**Task requirements:**
1 – In the forum thread below, rewrite the passage starting at "Hi! What about" and ending at "Would that work?", replacing "planes" with "faces".
2 – Turn the paragraph of the forum thread that opens with "Hello, I have been to trying" into a short bulleted list that keeps its main facts.

Code generated pattern wrap on 3D


#1

Hello, I have been to trying to program a cuboid with surfaces rendered in code generated patterns (image attached). While there is a texture function for wrapping images, I couldn’t find anything for SVG’s or code generated patterns. Also, it seems texture wrap doesn’t export for pdf/svg on renderers like P3D or OpenGL. I would like to render the final output as PDF or SVG. Does anyone know how to do this?

Thanks.


#2

Hi! What about drawing 6 planes with 6 textures? Maybe create your own function like mycube(x, y, z, w, h, d, tex1, tex2, tex3, tex4, tex5, tex6)? Would that work?


#3

@hamoid I was thinking of that as the last option, but may be I shall give it a try. To reduce some complexity, is there a way to vector mask/map procedural textures onto a 3d plane?

**Listed entries:**
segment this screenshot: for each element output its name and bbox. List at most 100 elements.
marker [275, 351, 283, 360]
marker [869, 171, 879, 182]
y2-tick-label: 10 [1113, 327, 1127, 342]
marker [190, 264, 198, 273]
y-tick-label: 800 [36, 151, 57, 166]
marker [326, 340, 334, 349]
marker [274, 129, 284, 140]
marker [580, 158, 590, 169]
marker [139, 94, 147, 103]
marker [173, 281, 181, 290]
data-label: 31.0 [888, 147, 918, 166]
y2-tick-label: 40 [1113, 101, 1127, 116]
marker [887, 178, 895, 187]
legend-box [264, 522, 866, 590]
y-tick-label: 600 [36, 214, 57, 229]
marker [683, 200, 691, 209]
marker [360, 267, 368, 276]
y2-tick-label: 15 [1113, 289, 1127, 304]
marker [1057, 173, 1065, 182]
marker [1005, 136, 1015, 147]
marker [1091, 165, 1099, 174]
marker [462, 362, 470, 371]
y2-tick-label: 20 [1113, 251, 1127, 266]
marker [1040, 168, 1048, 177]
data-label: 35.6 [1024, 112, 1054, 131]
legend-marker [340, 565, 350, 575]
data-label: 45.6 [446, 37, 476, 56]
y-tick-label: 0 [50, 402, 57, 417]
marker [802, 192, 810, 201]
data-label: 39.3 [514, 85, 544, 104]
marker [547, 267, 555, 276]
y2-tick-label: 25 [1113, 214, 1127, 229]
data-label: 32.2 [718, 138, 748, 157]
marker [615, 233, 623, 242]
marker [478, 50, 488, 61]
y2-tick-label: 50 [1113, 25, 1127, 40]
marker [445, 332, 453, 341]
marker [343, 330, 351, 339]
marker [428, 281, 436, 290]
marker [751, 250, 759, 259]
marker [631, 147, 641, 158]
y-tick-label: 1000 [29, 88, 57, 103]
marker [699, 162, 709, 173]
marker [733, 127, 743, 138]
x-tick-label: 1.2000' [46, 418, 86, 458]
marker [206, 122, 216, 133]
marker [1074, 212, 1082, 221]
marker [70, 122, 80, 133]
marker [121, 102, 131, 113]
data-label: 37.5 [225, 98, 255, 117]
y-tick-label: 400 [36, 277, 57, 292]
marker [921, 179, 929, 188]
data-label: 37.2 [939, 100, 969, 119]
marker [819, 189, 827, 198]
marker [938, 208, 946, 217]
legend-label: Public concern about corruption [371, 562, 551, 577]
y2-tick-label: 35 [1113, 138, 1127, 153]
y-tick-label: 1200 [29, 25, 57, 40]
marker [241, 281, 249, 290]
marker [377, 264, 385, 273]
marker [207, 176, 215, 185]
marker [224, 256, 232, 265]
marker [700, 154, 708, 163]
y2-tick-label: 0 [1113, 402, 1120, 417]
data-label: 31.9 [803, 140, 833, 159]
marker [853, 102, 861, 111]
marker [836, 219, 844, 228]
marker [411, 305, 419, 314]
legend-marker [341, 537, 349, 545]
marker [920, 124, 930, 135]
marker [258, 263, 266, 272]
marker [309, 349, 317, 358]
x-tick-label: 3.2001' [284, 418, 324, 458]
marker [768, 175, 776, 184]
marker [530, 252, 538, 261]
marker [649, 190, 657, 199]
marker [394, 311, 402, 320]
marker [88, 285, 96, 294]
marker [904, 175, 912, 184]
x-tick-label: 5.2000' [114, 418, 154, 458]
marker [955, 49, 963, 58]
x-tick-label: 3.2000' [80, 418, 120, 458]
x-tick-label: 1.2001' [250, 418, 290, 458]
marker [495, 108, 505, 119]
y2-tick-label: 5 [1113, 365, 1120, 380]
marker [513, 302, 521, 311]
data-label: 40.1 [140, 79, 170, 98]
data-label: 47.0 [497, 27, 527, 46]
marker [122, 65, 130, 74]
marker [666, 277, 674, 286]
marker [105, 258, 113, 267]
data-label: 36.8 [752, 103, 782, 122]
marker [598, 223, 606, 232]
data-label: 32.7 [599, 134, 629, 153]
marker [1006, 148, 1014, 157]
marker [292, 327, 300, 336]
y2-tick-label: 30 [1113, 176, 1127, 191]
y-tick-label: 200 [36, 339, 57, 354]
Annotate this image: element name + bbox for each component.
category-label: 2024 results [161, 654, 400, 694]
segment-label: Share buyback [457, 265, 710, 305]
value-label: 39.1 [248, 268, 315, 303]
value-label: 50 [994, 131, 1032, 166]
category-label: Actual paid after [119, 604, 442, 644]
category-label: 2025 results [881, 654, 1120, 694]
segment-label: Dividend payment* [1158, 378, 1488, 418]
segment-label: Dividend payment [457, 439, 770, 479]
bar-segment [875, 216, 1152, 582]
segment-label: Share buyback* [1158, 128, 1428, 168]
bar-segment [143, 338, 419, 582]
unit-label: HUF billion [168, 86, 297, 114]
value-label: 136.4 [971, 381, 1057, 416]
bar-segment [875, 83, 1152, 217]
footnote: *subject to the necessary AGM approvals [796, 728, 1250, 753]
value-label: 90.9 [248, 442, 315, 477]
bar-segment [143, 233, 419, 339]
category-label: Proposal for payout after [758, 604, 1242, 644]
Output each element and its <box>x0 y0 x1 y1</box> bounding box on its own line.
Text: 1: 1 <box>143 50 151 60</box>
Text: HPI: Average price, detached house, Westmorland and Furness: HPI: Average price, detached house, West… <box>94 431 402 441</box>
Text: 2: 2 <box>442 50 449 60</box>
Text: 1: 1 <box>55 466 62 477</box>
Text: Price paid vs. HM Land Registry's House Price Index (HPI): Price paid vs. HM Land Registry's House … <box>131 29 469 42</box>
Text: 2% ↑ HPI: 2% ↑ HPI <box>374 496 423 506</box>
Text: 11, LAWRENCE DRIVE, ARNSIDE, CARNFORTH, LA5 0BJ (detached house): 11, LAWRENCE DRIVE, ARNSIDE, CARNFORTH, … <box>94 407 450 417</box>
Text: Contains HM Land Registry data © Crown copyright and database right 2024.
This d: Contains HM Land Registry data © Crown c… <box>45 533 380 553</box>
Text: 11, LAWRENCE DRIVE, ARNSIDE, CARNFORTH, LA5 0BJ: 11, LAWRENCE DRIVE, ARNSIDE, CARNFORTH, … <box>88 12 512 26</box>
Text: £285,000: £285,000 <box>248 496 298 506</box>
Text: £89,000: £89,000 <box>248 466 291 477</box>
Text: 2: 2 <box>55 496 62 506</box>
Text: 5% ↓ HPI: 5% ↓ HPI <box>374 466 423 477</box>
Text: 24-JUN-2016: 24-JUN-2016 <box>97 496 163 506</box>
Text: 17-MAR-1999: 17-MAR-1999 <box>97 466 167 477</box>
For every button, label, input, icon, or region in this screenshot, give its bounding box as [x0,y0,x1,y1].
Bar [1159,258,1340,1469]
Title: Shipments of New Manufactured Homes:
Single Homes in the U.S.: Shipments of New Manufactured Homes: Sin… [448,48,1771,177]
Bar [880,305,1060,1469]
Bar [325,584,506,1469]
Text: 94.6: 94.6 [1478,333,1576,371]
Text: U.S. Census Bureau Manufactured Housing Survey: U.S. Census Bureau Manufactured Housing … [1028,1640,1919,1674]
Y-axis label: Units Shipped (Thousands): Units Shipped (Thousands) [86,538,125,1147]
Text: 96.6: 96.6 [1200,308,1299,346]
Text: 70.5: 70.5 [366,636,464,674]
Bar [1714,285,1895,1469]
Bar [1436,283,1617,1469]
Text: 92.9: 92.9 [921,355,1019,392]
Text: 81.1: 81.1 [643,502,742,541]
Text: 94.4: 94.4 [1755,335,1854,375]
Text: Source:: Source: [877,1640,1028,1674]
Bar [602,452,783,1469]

**Outputs by task:**
1 –
Hi! What about drawing 6 faces with 6 textures? Maybe create your own function like mycube(x, y, z, w, h, d, tex1, tex2, tex3, tex4, tex5, tex6)? Would that work?

2 –
- The poster is trying to program a cuboid whose surfaces are rendered in code-generated patterns (an image is attached).
- A texture function exists for wrapping images, but the poster found nothing for SVGs or code-generated patterns.
- Texture wrap seems not to export to PDF/SVG with renderers like P3D or OpenGL.
- The poster wants the final output as PDF or SVG and asks how to do this.